[Start of RECORDS FOR THIS TASK]
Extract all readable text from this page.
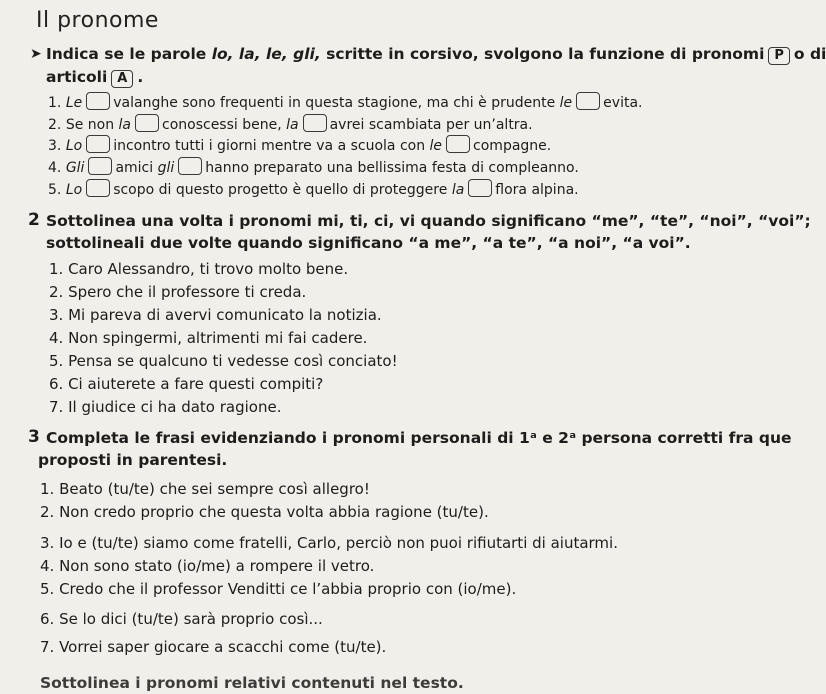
Il pronome
➤ Indica se le parole lo, la, le, gli, scritte in corsivo, svolgono la funzione di pronomi P o di
articoli A .
1. Le valanghe sono frequenti in questa stagione, ma chi è prudente le evita.
2. Se non la conoscessi bene, la avrei scambiata per un’altra.
3. Lo incontro tutti i giorni mentre va a scuola con le compagne.
4. Gli amici gli hanno preparato una bellissima festa di compleanno.
5. Lo scopo di questo progetto è quello di proteggere la flora alpina.
2 Sottolinea una volta i pronomi mi, ti, ci, vi quando significano “me”, “te”, “noi”, “voi”;
sottolineali due volte quando significano “a me”, “a te”, “a noi”, “a voi”.
1. Caro Alessandro, ti trovo molto bene.
2. Spero che il professore ti creda.
3. Mi pareva di avervi comunicato la notizia.
4. Non spingermi, altrimenti mi fai cadere.
5. Pensa se qualcuno ti vedesse così conciato!
6. Ci aiuterete a fare questi compiti?
7. Il giudice ci ha dato ragione.
3 Completa le frasi evidenziando i pronomi personali di 1ᵃ e 2ᵃ persona corretti fra que
proposti in parentesi.
1. Beato (tu/te) che sei sempre così allegro!
2. Non credo proprio che questa volta abbia ragione (tu/te).
3. Io e (tu/te) siamo come fratelli, Carlo, perciò non puoi rifiutarti di aiutarmi.
4. Non sono stato (io/me) a rompere il vetro.
5. Credo che il professor Venditti ce l’abbia proprio con (io/me).
6. Se lo dici (tu/te) sarà proprio così...
7. Vorrei saper giocare a scacchi come (tu/te).
Sottolinea i pronomi relativi contenuti nel testo.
[End of RECORDS FOR THIS TASK]
TASK OBJECTIVE: All of the material above needs to be restated exactly, with no pictures.

FULL RESPONSE:
Extract all readable text from this page.
Il pronome
➤ Indica se le parole lo, la, le, gli, scritte in corsivo, svolgono la funzione di pronomi P o di
articoli A .
1. Le valanghe sono frequenti in questa stagione, ma chi è prudente le evita.
2. Se non la conoscessi bene, la avrei scambiata per un’altra.
3. Lo incontro tutti i giorni mentre va a scuola con le compagne.
4. Gli amici gli hanno preparato una bellissima festa di compleanno.
5. Lo scopo di questo progetto è quello di proteggere la flora alpina.
2 Sottolinea una volta i pronomi mi, ti, ci, vi quando significano “me”, “te”, “noi”, “voi”;
sottolineali due volte quando significano “a me”, “a te”, “a noi”, “a voi”.
1. Caro Alessandro, ti trovo molto bene.
2. Spero che il professore ti creda.
3. Mi pareva di avervi comunicato la notizia.
4. Non spingermi, altrimenti mi fai cadere.
5. Pensa se qualcuno ti vedesse così conciato!
6. Ci aiuterete a fare questi compiti?
7. Il giudice ci ha dato ragione.
3 Completa le frasi evidenziando i pronomi personali di 1ᵃ e 2ᵃ persona corretti fra que
proposti in parentesi.
1. Beato (tu/te) che sei sempre così allegro!
2. Non credo proprio che questa volta abbia ragione (tu/te).
3. Io e (tu/te) siamo come fratelli, Carlo, perciò non puoi rifiutarti di aiutarmi.
4. Non sono stato (io/me) a rompere il vetro.
5. Credo che il professor Venditti ce l’abbia proprio con (io/me).
6. Se lo dici (tu/te) sarà proprio così...
7. Vorrei saper giocare a scacchi come (tu/te).
Sottolinea i pronomi relativi contenuti nel testo.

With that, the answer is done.